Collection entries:
################
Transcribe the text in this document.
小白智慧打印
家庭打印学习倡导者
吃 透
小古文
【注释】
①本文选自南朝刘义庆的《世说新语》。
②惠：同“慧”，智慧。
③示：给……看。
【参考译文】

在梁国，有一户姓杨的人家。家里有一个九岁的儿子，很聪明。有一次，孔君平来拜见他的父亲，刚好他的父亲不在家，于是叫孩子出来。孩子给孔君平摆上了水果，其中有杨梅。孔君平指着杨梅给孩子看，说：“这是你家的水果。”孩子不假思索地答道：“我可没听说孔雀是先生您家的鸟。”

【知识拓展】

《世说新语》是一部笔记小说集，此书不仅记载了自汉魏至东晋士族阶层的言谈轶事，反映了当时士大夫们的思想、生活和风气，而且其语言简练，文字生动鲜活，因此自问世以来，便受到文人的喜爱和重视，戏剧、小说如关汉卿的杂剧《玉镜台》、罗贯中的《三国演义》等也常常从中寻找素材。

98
################
- REQUIRED TASK: Your task is to transcribe the material exactly.

- EXERCISE SOLUTION:
Transcribe the text in this document.
小白智慧打印
家庭打印学习倡导者
吃 透
小古文
【注释】
①本文选自南朝刘义庆的《世说新语》。
②惠：同“慧”，智慧。
③示：给……看。
【参考译文】

在梁国，有一户姓杨的人家。家里有一个九岁的儿子，很聪明。有一次，孔君平来拜见他的父亲，刚好他的父亲不在家，于是叫孩子出来。孩子给孔君平摆上了水果，其中有杨梅。孔君平指着杨梅给孩子看，说：“这是你家的水果。”孩子不假思索地答道：“我可没听说孔雀是先生您家的鸟。”

【知识拓展】

《世说新语》是一部笔记小说集，此书不仅记载了自汉魏至东晋士族阶层的言谈轶事，反映了当时士大夫们的思想、生活和风气，而且其语言简练，文字生动鲜活，因此自问世以来，便受到文人的喜爱和重视，戏剧、小说如关汉卿的杂剧《玉镜台》、罗贯中的《三国演义》等也常常从中寻找素材。

98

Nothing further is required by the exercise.